▶ _WHAT IS BEING ASKED_
Return every record verbatim.
── DATASET EXTRACT ──
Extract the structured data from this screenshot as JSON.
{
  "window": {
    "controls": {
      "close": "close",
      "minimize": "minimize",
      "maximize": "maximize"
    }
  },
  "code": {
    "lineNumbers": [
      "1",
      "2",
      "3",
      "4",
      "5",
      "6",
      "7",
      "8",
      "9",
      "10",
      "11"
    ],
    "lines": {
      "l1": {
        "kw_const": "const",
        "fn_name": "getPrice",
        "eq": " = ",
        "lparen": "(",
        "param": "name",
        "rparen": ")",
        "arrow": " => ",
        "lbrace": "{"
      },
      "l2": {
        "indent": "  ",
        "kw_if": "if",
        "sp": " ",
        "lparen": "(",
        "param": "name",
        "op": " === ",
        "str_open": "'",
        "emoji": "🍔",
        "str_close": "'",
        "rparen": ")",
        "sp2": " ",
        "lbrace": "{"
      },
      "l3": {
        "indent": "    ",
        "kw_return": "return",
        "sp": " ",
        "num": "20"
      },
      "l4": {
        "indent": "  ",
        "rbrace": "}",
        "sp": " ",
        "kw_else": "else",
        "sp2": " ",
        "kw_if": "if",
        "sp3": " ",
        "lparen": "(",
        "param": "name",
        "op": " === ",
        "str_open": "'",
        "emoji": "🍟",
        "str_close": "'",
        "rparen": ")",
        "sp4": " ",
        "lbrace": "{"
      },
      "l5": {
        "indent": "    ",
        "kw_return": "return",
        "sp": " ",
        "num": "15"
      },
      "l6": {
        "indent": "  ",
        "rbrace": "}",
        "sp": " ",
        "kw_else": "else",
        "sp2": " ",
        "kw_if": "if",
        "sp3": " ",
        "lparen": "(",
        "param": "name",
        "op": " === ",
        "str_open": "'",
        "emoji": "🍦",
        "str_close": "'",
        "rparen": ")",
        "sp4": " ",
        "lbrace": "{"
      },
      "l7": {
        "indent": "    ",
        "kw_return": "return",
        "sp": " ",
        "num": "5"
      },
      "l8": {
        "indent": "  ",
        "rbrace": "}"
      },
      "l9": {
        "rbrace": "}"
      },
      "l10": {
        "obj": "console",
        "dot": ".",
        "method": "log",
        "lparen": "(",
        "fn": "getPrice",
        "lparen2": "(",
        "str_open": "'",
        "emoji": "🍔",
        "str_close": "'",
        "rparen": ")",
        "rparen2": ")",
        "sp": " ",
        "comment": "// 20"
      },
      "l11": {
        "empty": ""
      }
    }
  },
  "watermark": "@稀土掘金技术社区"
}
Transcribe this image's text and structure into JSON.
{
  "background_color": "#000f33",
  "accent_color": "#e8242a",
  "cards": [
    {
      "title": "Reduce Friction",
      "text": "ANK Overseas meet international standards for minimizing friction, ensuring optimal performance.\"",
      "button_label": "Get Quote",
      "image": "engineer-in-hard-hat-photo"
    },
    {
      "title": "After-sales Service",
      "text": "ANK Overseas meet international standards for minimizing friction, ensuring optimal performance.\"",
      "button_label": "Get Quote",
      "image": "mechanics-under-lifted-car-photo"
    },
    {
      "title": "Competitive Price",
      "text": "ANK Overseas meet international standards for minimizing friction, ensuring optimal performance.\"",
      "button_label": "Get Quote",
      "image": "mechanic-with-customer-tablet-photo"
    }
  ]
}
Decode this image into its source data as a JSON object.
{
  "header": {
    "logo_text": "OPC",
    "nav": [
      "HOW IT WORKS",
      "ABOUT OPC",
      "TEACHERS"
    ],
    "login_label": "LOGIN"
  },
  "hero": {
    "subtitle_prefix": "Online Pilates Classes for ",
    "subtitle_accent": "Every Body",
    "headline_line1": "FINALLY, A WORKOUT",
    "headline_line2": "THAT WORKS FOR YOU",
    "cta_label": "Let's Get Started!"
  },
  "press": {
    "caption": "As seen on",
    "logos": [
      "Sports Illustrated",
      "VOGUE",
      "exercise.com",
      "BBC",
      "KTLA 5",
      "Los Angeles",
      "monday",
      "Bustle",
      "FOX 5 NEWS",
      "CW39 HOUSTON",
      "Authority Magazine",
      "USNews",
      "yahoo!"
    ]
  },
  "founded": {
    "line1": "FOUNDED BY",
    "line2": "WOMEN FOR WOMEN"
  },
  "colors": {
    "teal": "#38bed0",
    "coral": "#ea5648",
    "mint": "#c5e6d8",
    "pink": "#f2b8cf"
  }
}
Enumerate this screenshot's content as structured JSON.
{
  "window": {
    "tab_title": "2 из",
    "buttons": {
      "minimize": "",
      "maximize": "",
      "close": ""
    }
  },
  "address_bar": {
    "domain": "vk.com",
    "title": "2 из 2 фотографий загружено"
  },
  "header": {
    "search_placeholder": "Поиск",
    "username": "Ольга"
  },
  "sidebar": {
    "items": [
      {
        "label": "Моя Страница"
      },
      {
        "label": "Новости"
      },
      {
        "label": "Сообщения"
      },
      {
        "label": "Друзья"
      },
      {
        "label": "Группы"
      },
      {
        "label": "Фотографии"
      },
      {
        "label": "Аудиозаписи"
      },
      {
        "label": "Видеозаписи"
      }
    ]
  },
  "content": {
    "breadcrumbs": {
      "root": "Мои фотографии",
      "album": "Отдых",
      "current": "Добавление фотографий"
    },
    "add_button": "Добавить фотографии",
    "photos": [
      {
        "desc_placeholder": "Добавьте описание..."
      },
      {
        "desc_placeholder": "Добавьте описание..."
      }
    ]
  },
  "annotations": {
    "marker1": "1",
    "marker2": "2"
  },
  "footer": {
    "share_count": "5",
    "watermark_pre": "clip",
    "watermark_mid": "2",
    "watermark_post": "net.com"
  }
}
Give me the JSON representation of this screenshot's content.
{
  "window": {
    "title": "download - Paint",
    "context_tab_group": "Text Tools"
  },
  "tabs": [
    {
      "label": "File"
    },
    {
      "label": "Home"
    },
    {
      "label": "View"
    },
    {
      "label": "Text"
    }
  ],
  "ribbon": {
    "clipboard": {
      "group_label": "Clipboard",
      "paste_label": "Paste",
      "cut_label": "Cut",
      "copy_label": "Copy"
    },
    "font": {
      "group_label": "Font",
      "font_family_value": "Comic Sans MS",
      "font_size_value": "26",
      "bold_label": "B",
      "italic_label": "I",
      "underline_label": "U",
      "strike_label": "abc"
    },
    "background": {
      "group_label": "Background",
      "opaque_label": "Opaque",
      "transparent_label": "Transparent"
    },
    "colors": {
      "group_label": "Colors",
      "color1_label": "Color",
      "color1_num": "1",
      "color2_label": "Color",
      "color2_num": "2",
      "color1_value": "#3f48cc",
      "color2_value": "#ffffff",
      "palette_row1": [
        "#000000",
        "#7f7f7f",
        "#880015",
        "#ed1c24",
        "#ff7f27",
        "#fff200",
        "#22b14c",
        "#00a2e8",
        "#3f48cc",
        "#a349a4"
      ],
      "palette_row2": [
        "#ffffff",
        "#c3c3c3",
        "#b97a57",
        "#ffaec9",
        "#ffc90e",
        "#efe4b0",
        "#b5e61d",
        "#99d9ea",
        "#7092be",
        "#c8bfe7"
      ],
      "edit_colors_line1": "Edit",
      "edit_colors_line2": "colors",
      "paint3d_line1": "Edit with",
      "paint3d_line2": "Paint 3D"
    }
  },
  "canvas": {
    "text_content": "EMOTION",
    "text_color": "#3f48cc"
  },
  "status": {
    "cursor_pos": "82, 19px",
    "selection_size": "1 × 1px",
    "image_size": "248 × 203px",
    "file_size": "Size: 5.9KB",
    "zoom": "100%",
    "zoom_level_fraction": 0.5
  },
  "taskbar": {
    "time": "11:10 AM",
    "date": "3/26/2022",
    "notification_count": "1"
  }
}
───
▶ _IN RESPONSE_
Extract the structured data from this screenshot as JSON.
{
  "window": {
    "controls": {
      "close": "close",
      "minimize": "minimize",
      "maximize": "maximize"
    }
  },
  "code": {
    "lineNumbers": [
      "1",
      "2",
      "3",
      "4",
      "5",
      "6",
      "7",
      "8",
      "9",
      "10",
      "11"
    ],
    "lines": {
      "l1": {
        "kw_const": "const",
        "fn_name": "getPrice",
        "eq": " = ",
        "lparen": "(",
        "param": "name",
        "rparen": ")",
        "arrow": " => ",
        "lbrace": "{"
      },
      "l2": {
        "indent": "  ",
        "kw_if": "if",
        "sp": " ",
        "lparen": "(",
        "param": "name",
        "op": " === ",
        "str_open": "'",
        "emoji": "🍔",
        "str_close": "'",
        "rparen": ")",
        "sp2": " ",
        "lbrace": "{"
      },
      "l3": {
        "indent": "    ",
        "kw_return": "return",
        "sp": " ",
        "num": "20"
      },
      "l4": {
        "indent": "  ",
        "rbrace": "}",
        "sp": " ",
        "kw_else": "else",
        "sp2": " ",
        "kw_if": "if",
        "sp3": " ",
        "lparen": "(",
        "param": "name",
        "op": " === ",
        "str_open": "'",
        "emoji": "🍟",
        "str_close": "'",
        "rparen": ")",
        "sp4": " ",
        "lbrace": "{"
      },
      "l5": {
        "indent": "    ",
        "kw_return": "return",
        "sp": " ",
        "num": "15"
      },
      "l6": {
        "indent": "  ",
        "rbrace": "}",
        "sp": " ",
        "kw_else": "else",
        "sp2": " ",
        "kw_if": "if",
        "sp3": " ",
        "lparen": "(",
        "param": "name",
        "op": " === ",
        "str_open": "'",
        "emoji": "🍦",
        "str_close": "'",
        "rparen": ")",
        "sp4": " ",
        "lbrace": "{"
      },
      "l7": {
        "indent": "    ",
        "kw_return": "return",
        "sp": " ",
        "num": "5"
      },
      "l8": {
        "indent": "  ",
        "rbrace": "}"
      },
      "l9": {
        "rbrace": "}"
      },
      "l10": {
        "obj": "console",
        "dot": ".",
        "method": "log",
        "lparen": "(",
        "fn": "getPrice",
        "lparen2": "(",
        "str_open": "'",
        "emoji": "🍔",
        "str_close": "'",
        "rparen": ")",
        "rparen2": ")",
        "sp": " ",
        "comment": "// 20"
      },
      "l11": {
        "empty": ""
      }
    }
  },
  "watermark": "@稀土掘金技术社区"
}
Transcribe this image's text and structure into JSON.
{
  "background_color": "#000f33",
  "accent_color": "#e8242a",
  "cards": [
    {
      "title": "Reduce Friction",
      "text": "ANK Overseas meet international standards for minimizing friction, ensuring optimal performance.\"",
      "button_label": "Get Quote",
      "image": "engineer-in-hard-hat-photo"
    },
    {
      "title": "After-sales Service",
      "text": "ANK Overseas meet international standards for minimizing friction, ensuring optimal performance.\"",
      "button_label": "Get Quote",
      "image": "mechanics-under-lifted-car-photo"
    },
    {
      "title": "Competitive Price",
      "text": "ANK Overseas meet international standards for minimizing friction, ensuring optimal performance.\"",
      "button_label": "Get Quote",
      "image": "mechanic-with-customer-tablet-photo"
    }
  ]
}
Decode this image into its source data as a JSON object.
{
  "header": {
    "logo_text": "OPC",
    "nav": [
      "HOW IT WORKS",
      "ABOUT OPC",
      "TEACHERS"
    ],
    "login_label": "LOGIN"
  },
  "hero": {
    "subtitle_prefix": "Online Pilates Classes for ",
    "subtitle_accent": "Every Body",
    "headline_line1": "FINALLY, A WORKOUT",
    "headline_line2": "THAT WORKS FOR YOU",
    "cta_label": "Let's Get Started!"
  },
  "press": {
    "caption": "As seen on",
    "logos": [
      "Sports Illustrated",
      "VOGUE",
      "exercise.com",
      "BBC",
      "KTLA 5",
      "Los Angeles",
      "monday",
      "Bustle",
      "FOX 5 NEWS",
      "CW39 HOUSTON",
      "Authority Magazine",
      "USNews",
      "yahoo!"
    ]
  },
  "founded": {
    "line1": "FOUNDED BY",
    "line2": "WOMEN FOR WOMEN"
  },
  "colors": {
    "teal": "#38bed0",
    "coral": "#ea5648",
    "mint": "#c5e6d8",
    "pink": "#f2b8cf"
  }
}
Enumerate this screenshot's content as structured JSON.
{
  "window": {
    "tab_title": "2 из",
    "buttons": {
      "minimize": "",
      "maximize": "",
      "close": ""
    }
  },
  "address_bar": {
    "domain": "vk.com",
    "title": "2 из 2 фотографий загружено"
  },
  "header": {
    "search_placeholder": "Поиск",
    "username": "Ольга"
  },
  "sidebar": {
    "items": [
      {
        "label": "Моя Страница"
      },
      {
        "label": "Новости"
      },
      {
        "label": "Сообщения"
      },
      {
        "label": "Друзья"
      },
      {
        "label": "Группы"
      },
      {
        "label": "Фотографии"
      },
      {
        "label": "Аудиозаписи"
      },
      {
        "label": "Видеозаписи"
      }
    ]
  },
  "content": {
    "breadcrumbs": {
      "root": "Мои фотографии",
      "album": "Отдых",
      "current": "Добавление фотографий"
    },
    "add_button": "Добавить фотографии",
    "photos": [
      {
        "desc_placeholder": "Добавьте описание..."
      },
      {
        "desc_placeholder": "Добавьте описание..."
      }
    ]
  },
  "annotations": {
    "marker1": "1",
    "marker2": "2"
  },
  "footer": {
    "share_count": "5",
    "watermark_pre": "clip",
    "watermark_mid": "2",
    "watermark_post": "net.com"
  }
}
Give me the JSON representation of this screenshot's content.
{
  "window": {
    "title": "download - Paint",
    "context_tab_group": "Text Tools"
  },
  "tabs": [
    {
      "label": "File"
    },
    {
      "label": "Home"
    },
    {
      "label": "View"
    },
    {
      "label": "Text"
    }
  ],
  "ribbon": {
    "clipboard": {
      "group_label": "Clipboard",
      "paste_label": "Paste",
      "cut_label": "Cut",
      "copy_label": "Copy"
    },
    "font": {
      "group_label": "Font",
      "font_family_value": "Comic Sans MS",
      "font_size_value": "26",
      "bold_label": "B",
      "italic_label": "I",
      "underline_label": "U",
      "strike_label": "abc"
    },
    "background": {
      "group_label": "Background",
      "opaque_label": "Opaque",
      "transparent_label": "Transparent"
    },
    "colors": {
      "group_label": "Colors",
      "color1_label": "Color",
      "color1_num": "1",
      "color2_label": "Color",
      "color2_num": "2",
      "color1_value": "#3f48cc",
      "color2_value": "#ffffff",
      "palette_row1": [
        "#000000",
        "#7f7f7f",
        "#880015",
        "#ed1c24",
        "#ff7f27",
        "#fff200",
        "#22b14c",
        "#00a2e8",
        "#3f48cc",
        "#a349a4"
      ],
      "palette_row2": [
        "#ffffff",
        "#c3c3c3",
        "#b97a57",
        "#ffaec9",
        "#ffc90e",
        "#efe4b0",
        "#b5e61d",
        "#99d9ea",
        "#7092be",
        "#c8bfe7"
      ],
      "edit_colors_line1": "Edit",
      "edit_colors_line2": "colors",
      "paint3d_line1": "Edit with",
      "paint3d_line2": "Paint 3D"
    }
  },
  "canvas": {
    "text_content": "EMOTION",
    "text_color": "#3f48cc"
  },
  "status": {
    "cursor_pos": "82, 19px",
    "selection_size": "1 × 1px",
    "image_size": "248 × 203px",
    "file_size": "Size: 5.9KB",
    "zoom": "100%",
    "zoom_level_fraction": 0.5
  },
  "taskbar": {
    "time": "11:10 AM",
    "date": "3/26/2022",
    "notification_count": "1"
  }
}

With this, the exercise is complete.